* [WRITTEN TASK] Give nothing except the number of lines containing the word "structured".

Dataset items:
━━━━

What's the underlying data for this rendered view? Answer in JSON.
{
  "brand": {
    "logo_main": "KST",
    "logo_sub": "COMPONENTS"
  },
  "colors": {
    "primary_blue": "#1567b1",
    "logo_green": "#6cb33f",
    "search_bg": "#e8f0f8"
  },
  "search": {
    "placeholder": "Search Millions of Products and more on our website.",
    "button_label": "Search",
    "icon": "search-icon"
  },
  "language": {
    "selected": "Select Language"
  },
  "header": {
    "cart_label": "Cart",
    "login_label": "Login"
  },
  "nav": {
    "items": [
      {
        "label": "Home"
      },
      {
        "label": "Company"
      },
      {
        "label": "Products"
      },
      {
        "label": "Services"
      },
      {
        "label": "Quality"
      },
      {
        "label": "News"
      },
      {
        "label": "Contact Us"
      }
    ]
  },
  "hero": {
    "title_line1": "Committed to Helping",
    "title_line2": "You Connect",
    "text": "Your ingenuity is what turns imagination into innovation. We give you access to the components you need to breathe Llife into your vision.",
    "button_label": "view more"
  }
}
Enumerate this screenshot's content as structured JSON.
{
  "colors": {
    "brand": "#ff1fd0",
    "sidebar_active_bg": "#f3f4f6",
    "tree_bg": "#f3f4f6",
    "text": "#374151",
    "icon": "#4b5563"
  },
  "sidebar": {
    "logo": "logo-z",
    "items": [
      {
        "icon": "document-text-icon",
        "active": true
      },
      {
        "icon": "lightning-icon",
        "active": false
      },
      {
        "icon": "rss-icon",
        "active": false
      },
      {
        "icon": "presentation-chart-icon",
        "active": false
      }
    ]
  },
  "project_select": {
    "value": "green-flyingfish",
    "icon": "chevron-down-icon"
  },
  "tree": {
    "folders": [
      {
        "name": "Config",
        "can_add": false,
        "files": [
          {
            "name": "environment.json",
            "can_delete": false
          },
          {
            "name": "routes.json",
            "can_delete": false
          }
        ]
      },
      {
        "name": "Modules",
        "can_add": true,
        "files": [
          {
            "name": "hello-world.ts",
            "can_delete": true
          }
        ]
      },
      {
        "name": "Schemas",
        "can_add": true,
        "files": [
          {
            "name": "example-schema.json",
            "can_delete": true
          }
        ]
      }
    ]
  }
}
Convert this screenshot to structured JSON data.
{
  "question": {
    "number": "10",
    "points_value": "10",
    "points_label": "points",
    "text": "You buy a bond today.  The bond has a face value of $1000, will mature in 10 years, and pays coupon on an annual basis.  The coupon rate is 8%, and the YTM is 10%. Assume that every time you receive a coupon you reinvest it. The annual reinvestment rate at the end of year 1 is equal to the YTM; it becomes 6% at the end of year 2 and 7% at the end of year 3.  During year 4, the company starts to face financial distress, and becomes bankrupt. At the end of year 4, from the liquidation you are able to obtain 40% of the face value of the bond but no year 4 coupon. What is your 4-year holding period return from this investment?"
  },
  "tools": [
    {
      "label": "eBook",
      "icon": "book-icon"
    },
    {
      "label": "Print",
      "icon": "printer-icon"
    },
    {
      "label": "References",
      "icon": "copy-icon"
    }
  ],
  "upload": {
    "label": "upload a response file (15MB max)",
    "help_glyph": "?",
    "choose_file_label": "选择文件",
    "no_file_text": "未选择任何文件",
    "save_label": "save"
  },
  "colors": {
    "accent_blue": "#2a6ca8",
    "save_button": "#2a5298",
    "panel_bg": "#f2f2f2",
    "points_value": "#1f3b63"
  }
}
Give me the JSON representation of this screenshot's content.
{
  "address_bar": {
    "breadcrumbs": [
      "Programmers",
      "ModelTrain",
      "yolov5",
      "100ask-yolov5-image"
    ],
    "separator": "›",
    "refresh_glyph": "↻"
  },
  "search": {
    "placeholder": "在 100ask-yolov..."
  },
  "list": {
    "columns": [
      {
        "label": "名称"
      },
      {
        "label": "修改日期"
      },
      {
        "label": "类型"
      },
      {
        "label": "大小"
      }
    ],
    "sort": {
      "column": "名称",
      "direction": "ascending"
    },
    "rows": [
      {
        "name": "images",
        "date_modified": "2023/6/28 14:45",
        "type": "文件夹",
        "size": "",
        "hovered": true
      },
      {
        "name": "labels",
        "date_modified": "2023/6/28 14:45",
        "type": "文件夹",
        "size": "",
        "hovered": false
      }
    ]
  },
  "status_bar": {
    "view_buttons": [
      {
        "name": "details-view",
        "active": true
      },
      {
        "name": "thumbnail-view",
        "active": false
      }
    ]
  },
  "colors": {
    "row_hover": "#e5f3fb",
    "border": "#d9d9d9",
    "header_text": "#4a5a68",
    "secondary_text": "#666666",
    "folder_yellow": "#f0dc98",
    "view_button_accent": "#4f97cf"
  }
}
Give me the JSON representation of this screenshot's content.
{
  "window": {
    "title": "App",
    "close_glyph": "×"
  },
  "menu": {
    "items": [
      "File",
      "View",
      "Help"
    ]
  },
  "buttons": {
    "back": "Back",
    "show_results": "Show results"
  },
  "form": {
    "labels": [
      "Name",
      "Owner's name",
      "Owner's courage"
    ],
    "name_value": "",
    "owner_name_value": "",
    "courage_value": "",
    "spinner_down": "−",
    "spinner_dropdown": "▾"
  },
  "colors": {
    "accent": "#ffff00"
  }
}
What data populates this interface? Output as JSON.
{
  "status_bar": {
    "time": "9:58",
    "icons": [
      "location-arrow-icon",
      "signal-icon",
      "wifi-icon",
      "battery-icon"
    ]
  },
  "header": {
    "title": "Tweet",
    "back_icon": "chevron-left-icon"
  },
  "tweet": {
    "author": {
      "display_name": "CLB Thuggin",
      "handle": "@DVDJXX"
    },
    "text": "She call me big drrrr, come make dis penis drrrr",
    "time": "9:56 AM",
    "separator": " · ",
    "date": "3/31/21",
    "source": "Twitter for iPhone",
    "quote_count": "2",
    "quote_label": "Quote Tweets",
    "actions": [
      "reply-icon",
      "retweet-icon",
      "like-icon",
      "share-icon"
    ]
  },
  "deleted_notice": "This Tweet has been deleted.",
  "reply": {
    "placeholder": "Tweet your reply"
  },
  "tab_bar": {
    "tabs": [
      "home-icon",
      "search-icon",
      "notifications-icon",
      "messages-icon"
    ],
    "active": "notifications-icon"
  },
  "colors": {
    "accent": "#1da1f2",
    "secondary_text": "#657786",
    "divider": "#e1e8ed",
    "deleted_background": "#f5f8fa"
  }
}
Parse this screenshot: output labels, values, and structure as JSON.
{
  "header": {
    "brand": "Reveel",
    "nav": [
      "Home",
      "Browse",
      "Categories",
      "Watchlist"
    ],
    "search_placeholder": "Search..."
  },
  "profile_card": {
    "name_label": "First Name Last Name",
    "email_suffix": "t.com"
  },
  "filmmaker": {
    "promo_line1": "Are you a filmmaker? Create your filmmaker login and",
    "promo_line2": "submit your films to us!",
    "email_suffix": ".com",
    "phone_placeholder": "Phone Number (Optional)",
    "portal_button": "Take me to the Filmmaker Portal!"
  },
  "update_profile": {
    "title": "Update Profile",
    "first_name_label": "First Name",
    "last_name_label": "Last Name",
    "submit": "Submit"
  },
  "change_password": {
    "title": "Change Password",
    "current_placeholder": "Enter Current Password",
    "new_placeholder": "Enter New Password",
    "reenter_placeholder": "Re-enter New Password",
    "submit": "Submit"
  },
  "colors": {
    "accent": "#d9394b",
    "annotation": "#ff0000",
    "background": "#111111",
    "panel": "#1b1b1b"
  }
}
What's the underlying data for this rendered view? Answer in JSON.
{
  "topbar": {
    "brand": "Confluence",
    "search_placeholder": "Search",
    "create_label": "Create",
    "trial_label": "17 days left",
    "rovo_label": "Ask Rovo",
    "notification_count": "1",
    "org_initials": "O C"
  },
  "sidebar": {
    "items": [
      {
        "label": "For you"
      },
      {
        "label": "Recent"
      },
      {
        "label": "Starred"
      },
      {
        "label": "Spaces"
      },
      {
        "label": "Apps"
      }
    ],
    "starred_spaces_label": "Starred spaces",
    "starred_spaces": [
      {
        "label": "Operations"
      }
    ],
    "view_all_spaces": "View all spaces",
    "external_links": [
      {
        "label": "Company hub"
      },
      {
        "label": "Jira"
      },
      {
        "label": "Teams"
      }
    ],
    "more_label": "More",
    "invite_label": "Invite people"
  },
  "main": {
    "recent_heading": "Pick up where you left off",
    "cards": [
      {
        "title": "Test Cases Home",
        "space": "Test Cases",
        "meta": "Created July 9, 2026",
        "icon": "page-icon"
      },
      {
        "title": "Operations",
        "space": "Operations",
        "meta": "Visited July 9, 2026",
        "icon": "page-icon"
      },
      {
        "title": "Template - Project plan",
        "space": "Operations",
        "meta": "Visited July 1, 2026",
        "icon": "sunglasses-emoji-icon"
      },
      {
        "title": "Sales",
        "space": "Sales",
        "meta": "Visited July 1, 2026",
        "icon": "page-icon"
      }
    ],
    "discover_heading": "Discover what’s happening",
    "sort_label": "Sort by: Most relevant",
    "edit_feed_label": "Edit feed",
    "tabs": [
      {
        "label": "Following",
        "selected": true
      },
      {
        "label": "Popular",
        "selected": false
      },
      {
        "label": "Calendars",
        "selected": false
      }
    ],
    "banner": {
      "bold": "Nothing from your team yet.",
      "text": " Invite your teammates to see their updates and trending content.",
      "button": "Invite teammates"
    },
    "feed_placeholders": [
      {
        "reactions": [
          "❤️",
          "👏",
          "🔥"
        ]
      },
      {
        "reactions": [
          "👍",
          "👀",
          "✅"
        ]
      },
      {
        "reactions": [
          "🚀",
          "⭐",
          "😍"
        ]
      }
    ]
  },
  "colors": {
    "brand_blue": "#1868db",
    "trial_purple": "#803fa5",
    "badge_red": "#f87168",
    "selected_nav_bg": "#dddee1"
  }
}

━━━━

* [ANSWER BELOW] 2